## MATERIAL SHOWN
####################

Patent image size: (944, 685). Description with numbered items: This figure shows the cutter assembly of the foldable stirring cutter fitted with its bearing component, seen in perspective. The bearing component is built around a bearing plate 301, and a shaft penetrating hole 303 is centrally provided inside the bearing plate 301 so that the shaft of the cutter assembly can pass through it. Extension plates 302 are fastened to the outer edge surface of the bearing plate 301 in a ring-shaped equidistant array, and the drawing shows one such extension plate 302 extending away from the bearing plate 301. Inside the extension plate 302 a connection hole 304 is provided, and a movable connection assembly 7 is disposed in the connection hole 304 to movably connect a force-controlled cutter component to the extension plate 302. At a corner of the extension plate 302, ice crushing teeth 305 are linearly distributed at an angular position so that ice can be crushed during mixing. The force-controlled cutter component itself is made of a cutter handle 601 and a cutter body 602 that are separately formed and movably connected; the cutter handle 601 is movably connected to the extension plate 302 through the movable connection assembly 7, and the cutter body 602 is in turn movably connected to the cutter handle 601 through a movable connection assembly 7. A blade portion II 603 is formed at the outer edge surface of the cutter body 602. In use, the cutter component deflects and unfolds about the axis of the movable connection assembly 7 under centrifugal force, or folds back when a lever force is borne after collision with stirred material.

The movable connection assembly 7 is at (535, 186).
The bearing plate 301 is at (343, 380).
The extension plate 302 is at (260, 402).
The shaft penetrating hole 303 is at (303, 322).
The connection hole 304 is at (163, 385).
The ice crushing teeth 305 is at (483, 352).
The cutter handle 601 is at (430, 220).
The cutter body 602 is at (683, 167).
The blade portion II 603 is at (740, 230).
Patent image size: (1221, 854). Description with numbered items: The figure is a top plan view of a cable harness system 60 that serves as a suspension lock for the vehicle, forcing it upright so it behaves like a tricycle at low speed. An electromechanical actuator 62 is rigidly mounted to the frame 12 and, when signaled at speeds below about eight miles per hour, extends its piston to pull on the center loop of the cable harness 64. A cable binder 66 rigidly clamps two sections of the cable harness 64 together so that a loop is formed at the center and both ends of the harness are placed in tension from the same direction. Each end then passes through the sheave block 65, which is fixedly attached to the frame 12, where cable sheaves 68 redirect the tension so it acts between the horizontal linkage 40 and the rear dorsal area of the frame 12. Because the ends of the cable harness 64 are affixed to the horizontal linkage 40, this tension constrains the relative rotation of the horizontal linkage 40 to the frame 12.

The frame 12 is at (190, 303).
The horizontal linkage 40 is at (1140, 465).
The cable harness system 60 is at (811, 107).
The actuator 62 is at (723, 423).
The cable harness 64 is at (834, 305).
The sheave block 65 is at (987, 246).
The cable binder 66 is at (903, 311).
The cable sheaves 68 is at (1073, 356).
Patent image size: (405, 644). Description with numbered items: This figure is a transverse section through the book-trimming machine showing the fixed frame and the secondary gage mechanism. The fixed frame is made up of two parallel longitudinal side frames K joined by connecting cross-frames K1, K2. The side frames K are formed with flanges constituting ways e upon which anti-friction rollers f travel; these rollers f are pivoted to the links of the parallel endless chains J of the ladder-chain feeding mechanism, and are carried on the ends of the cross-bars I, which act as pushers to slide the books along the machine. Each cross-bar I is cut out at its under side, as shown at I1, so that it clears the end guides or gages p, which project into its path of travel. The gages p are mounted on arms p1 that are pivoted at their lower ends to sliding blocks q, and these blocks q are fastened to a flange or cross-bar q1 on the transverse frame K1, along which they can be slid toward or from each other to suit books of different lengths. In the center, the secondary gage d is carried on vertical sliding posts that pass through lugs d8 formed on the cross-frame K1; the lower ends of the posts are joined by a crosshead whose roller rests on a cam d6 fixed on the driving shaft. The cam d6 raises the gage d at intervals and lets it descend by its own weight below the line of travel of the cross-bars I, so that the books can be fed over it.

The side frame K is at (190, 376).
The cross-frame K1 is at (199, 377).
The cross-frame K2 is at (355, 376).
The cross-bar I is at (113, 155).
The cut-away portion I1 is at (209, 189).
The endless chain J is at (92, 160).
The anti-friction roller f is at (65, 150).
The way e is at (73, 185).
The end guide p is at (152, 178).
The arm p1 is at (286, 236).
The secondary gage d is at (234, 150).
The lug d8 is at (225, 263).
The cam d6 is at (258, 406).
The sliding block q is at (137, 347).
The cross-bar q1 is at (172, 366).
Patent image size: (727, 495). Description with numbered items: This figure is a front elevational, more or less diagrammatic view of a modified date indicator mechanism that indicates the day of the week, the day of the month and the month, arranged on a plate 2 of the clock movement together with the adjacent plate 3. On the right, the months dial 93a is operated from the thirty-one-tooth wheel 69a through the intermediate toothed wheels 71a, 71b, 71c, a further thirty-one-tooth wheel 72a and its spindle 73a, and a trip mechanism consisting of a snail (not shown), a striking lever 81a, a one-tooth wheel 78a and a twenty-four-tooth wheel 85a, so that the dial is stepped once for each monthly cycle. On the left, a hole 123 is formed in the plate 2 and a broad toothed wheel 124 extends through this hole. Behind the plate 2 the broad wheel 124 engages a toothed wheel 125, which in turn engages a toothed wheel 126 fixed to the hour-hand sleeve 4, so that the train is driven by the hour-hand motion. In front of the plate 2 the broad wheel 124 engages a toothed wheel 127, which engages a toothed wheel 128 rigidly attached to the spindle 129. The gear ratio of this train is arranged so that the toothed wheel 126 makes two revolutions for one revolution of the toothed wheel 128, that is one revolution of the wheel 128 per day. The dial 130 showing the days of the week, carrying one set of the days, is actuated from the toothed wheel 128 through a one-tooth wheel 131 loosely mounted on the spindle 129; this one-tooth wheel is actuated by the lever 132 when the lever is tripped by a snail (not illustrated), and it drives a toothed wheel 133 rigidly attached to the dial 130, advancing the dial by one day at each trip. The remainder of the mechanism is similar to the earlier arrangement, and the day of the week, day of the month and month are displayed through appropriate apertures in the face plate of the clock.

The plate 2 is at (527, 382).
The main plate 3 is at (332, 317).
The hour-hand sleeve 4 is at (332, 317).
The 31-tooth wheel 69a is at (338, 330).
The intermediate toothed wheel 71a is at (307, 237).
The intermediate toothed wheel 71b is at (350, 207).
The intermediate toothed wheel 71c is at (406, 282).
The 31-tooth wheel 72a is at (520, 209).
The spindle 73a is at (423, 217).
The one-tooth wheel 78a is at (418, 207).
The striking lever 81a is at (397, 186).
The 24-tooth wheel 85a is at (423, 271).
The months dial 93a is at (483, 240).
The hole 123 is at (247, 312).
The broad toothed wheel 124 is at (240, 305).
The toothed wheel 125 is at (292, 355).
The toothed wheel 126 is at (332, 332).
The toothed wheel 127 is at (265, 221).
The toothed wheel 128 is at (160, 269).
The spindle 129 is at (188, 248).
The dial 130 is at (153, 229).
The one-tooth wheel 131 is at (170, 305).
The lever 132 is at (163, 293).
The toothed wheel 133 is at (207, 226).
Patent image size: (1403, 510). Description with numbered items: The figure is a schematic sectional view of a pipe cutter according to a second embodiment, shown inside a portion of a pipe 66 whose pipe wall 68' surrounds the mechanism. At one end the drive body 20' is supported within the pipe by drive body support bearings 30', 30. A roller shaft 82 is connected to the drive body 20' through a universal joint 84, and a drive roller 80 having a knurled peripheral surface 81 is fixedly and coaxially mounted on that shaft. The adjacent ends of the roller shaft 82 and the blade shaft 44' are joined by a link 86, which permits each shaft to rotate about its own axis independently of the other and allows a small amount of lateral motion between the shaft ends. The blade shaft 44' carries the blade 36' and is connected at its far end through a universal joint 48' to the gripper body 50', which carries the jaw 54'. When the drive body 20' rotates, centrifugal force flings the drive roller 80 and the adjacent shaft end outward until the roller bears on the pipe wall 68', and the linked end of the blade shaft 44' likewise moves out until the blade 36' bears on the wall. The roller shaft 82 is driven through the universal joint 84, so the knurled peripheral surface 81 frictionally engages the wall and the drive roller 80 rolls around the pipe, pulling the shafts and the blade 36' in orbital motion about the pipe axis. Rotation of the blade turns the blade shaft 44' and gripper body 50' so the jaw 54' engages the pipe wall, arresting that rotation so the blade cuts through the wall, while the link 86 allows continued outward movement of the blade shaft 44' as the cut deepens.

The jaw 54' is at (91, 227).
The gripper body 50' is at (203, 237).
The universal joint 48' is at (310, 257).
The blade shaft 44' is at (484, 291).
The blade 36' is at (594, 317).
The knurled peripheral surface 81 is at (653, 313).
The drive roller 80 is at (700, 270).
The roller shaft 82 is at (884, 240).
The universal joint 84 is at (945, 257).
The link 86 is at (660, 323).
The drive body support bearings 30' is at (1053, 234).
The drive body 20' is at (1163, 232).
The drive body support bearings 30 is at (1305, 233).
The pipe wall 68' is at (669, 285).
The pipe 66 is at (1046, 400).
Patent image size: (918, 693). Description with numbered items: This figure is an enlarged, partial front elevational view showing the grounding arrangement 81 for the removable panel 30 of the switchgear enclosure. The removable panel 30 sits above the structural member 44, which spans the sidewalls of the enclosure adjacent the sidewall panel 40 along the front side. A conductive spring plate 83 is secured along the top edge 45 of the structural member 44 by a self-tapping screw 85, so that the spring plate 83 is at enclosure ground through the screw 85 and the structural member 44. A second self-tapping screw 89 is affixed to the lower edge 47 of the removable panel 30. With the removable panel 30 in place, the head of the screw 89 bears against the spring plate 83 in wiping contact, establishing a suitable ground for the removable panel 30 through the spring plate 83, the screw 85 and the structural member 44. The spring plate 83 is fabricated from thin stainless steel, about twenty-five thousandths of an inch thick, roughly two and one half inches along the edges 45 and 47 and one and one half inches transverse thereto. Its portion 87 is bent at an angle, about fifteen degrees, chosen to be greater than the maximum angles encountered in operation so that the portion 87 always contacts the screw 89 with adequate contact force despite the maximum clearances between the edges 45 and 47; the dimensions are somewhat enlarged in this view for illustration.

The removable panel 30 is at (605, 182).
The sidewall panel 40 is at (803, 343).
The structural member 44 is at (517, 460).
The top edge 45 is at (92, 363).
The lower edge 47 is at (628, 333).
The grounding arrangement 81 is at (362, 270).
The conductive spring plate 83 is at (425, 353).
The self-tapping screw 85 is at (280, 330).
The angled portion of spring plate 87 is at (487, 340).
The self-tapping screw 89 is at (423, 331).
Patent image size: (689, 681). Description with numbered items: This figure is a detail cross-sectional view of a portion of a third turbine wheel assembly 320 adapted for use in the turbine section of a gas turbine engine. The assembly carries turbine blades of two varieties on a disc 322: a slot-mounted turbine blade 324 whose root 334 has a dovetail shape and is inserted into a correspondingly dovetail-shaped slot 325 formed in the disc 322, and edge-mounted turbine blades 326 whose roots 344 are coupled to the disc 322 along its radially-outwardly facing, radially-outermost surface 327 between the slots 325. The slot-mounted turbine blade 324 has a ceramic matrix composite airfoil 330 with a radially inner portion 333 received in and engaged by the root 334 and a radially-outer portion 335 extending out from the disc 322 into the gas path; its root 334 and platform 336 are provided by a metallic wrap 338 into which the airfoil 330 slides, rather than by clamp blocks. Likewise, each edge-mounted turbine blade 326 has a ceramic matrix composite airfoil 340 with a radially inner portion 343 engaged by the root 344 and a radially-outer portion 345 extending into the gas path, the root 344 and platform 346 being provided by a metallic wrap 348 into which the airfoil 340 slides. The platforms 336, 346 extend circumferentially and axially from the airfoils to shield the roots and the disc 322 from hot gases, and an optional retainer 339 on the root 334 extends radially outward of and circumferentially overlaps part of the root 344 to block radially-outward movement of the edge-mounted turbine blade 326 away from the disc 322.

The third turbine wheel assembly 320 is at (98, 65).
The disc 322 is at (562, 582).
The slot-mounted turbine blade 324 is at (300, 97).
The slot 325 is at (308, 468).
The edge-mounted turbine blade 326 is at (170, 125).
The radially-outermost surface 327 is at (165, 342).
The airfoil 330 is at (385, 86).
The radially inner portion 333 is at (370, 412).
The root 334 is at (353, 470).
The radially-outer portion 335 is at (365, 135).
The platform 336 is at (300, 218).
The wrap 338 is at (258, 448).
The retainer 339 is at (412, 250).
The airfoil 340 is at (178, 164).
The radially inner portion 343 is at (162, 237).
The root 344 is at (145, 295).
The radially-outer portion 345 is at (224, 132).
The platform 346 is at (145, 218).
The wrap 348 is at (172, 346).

####################

## WHAT TO DO
Reproduce the lines of the items, starting at the line containing "Patent image size: (1221, 854)." and ending at the line containing "The actuator 62 is at (723, 423).", with "tricycle" changed to "three-wheeler" and nothing else altered.

## PROBLEM SOLUTION
Patent image size: (1221, 854). Description with numbered items: The figure is a top plan view of a cable harness system 60 that serves as a suspension lock for the vehicle, forcing it upright so it behaves like a three-wheeler at low speed. An electromechanical actuator 62 is rigidly mounted to the frame 12 and, when signaled at speeds below about eight miles per hour, extends its piston to pull on the center loop of the cable harness 64. A cable binder 66 rigidly clamps two sections of the cable harness 64 together so that a loop is formed at the center and both ends of the harness are placed in tension from the same direction. Each end then passes through the sheave block 65, which is fixedly attached to the frame 12, where cable sheaves 68 redirect the tension so it acts between the horizontal linkage 40 and the rear dorsal area of the frame 12. Because the ends of the cable harness 64 are affixed to the horizontal linkage 40, this tension constrains the relative rotation of the horizontal linkage 40 to the frame 12.

The frame 12 is at (190, 303).
The horizontal linkage 40 is at (1140, 465).
The cable harness system 60 is at (811, 107).
The actuator 62 is at (723, 423).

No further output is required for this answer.